%%
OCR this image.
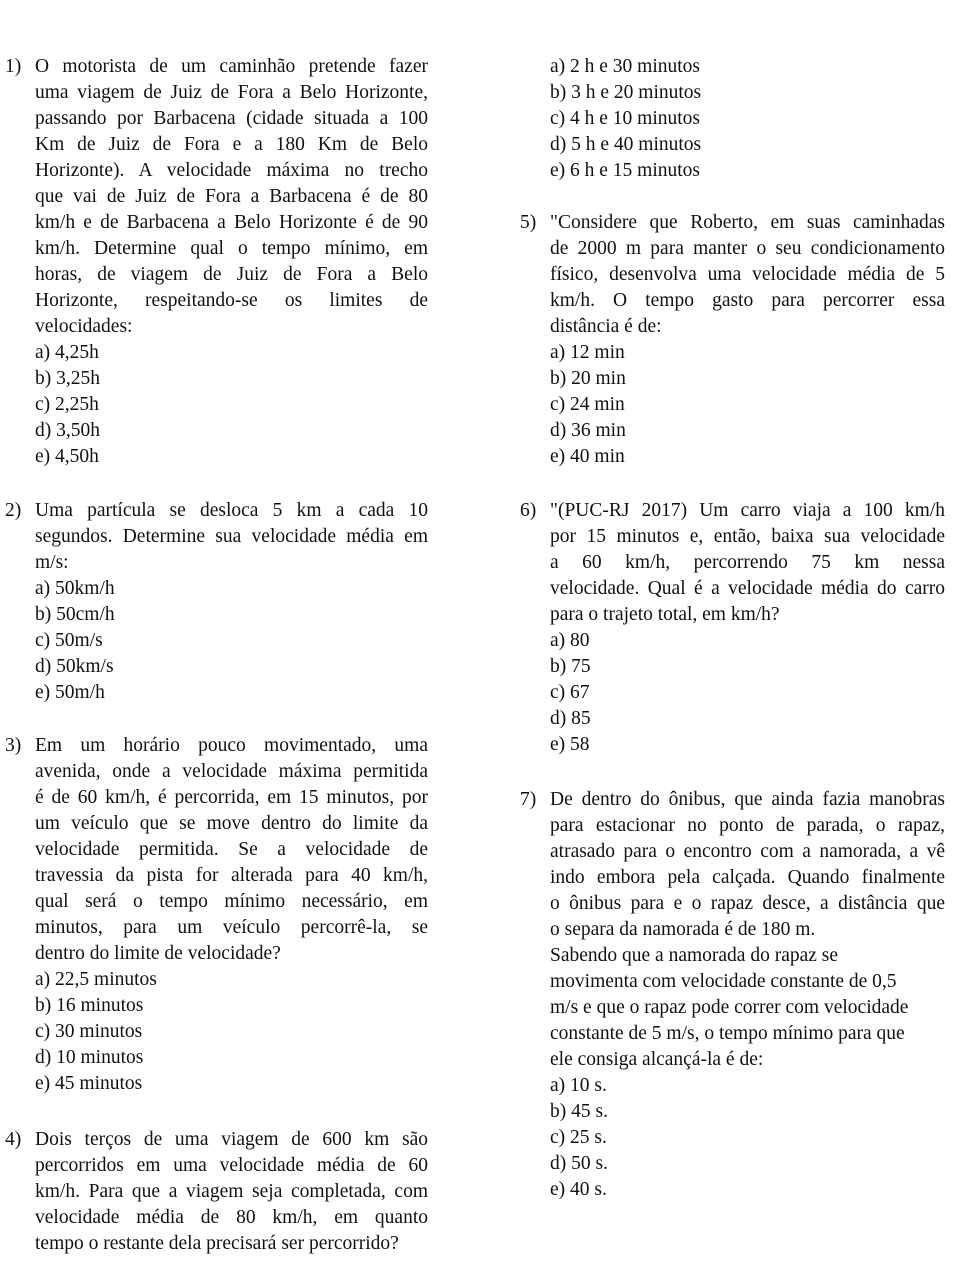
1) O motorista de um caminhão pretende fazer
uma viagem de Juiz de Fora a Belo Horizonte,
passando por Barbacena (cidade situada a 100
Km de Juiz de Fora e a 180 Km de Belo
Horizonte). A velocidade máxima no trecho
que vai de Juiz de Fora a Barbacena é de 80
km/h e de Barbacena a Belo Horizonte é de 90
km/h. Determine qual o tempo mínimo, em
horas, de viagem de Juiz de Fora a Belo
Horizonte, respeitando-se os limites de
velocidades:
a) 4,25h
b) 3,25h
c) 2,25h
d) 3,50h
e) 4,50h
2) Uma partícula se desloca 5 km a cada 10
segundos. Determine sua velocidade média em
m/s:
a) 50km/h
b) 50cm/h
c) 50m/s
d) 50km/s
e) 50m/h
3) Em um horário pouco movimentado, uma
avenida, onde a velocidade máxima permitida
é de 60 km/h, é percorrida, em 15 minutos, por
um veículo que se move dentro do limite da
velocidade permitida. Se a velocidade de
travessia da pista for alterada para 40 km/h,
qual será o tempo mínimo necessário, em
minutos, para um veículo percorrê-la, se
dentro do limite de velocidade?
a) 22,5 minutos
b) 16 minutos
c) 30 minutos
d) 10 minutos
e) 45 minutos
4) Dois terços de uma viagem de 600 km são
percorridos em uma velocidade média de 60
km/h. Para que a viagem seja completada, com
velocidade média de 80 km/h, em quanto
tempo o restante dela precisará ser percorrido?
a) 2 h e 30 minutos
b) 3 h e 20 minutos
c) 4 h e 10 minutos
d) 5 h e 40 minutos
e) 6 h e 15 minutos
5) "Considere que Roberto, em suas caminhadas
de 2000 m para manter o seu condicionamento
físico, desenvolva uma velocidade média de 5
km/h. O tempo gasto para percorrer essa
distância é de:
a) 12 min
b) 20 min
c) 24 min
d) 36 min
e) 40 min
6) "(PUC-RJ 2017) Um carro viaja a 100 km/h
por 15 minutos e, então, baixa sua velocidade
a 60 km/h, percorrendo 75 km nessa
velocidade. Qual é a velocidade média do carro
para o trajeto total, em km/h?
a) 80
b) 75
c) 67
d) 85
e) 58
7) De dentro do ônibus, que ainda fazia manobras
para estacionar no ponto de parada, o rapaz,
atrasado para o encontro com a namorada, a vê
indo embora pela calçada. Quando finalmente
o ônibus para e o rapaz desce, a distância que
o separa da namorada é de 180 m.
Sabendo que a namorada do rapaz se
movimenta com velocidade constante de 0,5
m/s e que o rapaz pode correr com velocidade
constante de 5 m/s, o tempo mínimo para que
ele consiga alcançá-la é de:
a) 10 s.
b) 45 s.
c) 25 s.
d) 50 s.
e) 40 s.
%%
- **Brief**
Copy each line in full and exactly, omitting any picture.

- **Answer to the problem**
OCR this image.
1) O motorista de um caminhão pretende fazer
uma viagem de Juiz de Fora a Belo Horizonte,
passando por Barbacena (cidade situada a 100
Km de Juiz de Fora e a 180 Km de Belo
Horizonte). A velocidade máxima no trecho
que vai de Juiz de Fora a Barbacena é de 80
km/h e de Barbacena a Belo Horizonte é de 90
km/h. Determine qual o tempo mínimo, em
horas, de viagem de Juiz de Fora a Belo
Horizonte, respeitando-se os limites de
velocidades:
a) 4,25h
b) 3,25h
c) 2,25h
d) 3,50h
e) 4,50h
2) Uma partícula se desloca 5 km a cada 10
segundos. Determine sua velocidade média em
m/s:
a) 50km/h
b) 50cm/h
c) 50m/s
d) 50km/s
e) 50m/h
3) Em um horário pouco movimentado, uma
avenida, onde a velocidade máxima permitida
é de 60 km/h, é percorrida, em 15 minutos, por
um veículo que se move dentro do limite da
velocidade permitida. Se a velocidade de
travessia da pista for alterada para 40 km/h,
qual será o tempo mínimo necessário, em
minutos, para um veículo percorrê-la, se
dentro do limite de velocidade?
a) 22,5 minutos
b) 16 minutos
c) 30 minutos
d) 10 minutos
e) 45 minutos
4) Dois terços de uma viagem de 600 km são
percorridos em uma velocidade média de 60
km/h. Para que a viagem seja completada, com
velocidade média de 80 km/h, em quanto
tempo o restante dela precisará ser percorrido?
a) 2 h e 30 minutos
b) 3 h e 20 minutos
c) 4 h e 10 minutos
d) 5 h e 40 minutos
e) 6 h e 15 minutos
5) "Considere que Roberto, em suas caminhadas
de 2000 m para manter o seu condicionamento
físico, desenvolva uma velocidade média de 5
km/h. O tempo gasto para percorrer essa
distância é de:
a) 12 min
b) 20 min
c) 24 min
d) 36 min
e) 40 min
6) "(PUC-RJ 2017) Um carro viaja a 100 km/h
por 15 minutos e, então, baixa sua velocidade
a 60 km/h, percorrendo 75 km nessa
velocidade. Qual é a velocidade média do carro
para o trajeto total, em km/h?
a) 80
b) 75
c) 67
d) 85
e) 58
7) De dentro do ônibus, que ainda fazia manobras
para estacionar no ponto de parada, o rapaz,
atrasado para o encontro com a namorada, a vê
indo embora pela calçada. Quando finalmente
o ônibus para e o rapaz desce, a distância que
o separa da namorada é de 180 m.
Sabendo que a namorada do rapaz se
movimenta com velocidade constante de 0,5
m/s e que o rapaz pode correr com velocidade
constante de 5 m/s, o tempo mínimo para que
ele consiga alcançá-la é de:
a) 10 s.
b) 45 s.
c) 25 s.
d) 50 s.
e) 40 s.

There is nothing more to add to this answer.